*Short task*
Collect all lines from the listing that include the string "Enterprise".

*Task data*
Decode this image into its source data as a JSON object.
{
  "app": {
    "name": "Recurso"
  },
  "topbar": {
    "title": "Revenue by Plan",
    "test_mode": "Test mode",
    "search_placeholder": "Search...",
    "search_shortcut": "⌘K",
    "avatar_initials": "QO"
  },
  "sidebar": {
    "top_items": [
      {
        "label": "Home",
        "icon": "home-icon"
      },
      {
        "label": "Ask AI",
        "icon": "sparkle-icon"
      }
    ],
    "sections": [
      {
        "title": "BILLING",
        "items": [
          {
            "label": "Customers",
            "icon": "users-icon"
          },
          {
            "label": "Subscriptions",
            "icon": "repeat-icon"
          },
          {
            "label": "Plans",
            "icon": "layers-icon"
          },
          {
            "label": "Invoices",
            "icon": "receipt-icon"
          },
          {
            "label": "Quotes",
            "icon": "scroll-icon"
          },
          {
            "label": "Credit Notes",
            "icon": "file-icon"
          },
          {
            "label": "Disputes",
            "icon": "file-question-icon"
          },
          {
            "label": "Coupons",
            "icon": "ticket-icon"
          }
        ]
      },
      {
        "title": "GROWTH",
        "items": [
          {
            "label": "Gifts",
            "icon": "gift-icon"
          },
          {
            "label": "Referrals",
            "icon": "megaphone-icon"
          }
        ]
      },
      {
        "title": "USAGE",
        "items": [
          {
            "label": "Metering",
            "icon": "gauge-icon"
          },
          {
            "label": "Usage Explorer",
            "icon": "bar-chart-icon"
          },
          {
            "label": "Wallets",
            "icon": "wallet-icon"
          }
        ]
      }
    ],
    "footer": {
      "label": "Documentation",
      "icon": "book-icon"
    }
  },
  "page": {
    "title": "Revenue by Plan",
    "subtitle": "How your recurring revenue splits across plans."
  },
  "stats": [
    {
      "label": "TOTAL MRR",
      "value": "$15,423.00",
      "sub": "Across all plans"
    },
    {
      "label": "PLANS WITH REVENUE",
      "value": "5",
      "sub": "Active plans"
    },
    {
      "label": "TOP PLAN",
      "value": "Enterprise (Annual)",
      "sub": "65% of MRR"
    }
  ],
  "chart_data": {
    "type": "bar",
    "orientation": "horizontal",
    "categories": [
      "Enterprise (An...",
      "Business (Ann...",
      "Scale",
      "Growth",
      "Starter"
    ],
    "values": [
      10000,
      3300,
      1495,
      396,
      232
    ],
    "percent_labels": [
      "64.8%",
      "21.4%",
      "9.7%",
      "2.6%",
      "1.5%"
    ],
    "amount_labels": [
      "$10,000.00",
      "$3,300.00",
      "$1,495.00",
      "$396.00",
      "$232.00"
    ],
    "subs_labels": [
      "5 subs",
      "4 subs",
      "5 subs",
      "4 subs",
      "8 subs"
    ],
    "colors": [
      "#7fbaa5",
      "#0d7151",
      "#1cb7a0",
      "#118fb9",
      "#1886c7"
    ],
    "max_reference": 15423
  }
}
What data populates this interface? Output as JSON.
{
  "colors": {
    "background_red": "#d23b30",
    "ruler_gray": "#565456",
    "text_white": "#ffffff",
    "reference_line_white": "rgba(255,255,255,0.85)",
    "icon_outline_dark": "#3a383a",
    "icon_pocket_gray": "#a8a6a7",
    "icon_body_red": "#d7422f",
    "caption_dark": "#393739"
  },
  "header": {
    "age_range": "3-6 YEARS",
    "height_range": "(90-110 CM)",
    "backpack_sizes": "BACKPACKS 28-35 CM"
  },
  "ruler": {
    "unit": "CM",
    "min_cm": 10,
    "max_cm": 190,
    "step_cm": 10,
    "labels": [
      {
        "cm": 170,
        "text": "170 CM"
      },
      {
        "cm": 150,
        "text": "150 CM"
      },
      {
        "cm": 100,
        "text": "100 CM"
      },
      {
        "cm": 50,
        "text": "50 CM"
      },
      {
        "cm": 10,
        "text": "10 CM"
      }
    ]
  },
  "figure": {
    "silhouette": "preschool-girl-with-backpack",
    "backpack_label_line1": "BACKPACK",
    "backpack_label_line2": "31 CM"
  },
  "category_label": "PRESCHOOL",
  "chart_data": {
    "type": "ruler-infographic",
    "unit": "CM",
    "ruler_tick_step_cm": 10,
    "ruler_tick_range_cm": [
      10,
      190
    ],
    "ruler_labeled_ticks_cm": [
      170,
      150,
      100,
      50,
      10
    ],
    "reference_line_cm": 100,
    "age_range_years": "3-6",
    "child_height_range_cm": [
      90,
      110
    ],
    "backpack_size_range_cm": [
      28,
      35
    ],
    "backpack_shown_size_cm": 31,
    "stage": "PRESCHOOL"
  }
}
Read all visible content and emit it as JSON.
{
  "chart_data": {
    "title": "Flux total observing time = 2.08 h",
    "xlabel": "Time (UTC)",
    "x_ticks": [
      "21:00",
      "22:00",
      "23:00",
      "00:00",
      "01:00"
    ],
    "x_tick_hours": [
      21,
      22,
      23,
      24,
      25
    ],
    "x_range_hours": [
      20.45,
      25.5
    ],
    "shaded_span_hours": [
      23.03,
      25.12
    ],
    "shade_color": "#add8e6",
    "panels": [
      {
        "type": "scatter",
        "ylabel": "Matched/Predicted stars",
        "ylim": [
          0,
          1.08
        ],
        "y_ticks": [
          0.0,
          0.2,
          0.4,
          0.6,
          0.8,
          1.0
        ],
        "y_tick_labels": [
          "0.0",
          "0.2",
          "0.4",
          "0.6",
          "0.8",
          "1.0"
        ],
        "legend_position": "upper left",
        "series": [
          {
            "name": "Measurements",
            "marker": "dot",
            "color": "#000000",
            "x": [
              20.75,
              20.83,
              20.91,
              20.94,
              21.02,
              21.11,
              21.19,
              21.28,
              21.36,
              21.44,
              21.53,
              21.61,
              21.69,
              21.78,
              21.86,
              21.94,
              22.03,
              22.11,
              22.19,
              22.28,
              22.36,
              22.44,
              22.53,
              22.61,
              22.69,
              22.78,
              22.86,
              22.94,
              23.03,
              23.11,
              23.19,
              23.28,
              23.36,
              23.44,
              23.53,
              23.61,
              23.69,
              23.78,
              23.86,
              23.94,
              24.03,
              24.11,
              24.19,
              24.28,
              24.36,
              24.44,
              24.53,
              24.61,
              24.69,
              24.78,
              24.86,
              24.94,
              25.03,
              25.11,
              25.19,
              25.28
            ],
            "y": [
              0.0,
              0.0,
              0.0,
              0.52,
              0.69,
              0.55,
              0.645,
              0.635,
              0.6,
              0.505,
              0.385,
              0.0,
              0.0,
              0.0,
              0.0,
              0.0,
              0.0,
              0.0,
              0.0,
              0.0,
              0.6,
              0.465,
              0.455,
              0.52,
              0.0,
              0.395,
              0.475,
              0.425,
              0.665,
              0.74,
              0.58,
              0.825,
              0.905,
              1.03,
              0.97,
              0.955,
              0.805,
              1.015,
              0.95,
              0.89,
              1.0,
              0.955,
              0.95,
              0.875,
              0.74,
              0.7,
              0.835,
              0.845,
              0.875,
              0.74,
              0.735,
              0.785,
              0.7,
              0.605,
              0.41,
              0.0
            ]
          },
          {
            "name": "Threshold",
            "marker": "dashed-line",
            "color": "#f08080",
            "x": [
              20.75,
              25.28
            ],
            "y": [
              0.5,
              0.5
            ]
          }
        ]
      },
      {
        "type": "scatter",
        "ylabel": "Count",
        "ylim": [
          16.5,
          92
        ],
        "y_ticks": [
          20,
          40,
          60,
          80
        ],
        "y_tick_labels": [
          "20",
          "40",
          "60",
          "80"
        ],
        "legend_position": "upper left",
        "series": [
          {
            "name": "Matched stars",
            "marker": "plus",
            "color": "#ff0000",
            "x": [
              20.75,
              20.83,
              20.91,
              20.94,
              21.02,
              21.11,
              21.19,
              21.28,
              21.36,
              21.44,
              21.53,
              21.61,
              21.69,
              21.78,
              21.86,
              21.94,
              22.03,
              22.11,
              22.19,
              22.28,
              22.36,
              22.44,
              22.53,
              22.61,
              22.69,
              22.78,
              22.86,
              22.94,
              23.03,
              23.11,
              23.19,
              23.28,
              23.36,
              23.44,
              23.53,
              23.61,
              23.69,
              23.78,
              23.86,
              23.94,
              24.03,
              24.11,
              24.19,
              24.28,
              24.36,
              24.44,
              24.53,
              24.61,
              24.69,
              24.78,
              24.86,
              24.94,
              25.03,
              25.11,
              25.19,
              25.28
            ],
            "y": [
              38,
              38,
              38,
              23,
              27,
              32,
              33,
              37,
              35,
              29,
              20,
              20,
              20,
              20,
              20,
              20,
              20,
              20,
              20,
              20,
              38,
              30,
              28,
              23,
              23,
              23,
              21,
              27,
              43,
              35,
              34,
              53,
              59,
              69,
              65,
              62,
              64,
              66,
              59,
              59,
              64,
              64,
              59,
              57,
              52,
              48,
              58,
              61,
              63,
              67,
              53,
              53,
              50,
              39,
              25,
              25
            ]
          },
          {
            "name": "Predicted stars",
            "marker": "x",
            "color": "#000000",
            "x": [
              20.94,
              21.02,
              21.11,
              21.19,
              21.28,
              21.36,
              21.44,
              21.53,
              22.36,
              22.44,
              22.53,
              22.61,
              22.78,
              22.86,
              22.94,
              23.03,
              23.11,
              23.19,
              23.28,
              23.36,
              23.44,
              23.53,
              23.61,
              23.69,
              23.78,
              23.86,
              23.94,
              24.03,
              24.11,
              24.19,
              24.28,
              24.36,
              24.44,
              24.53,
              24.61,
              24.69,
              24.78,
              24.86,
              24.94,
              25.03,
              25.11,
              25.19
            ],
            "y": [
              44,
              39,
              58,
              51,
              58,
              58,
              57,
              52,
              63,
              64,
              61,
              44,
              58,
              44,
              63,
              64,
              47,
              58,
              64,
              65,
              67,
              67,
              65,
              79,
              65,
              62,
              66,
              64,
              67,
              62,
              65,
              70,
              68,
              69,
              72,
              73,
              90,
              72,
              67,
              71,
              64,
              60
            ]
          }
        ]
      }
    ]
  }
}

*Full solution*
      "value": "Enterprise (Annual)",
      "Enterprise (An...",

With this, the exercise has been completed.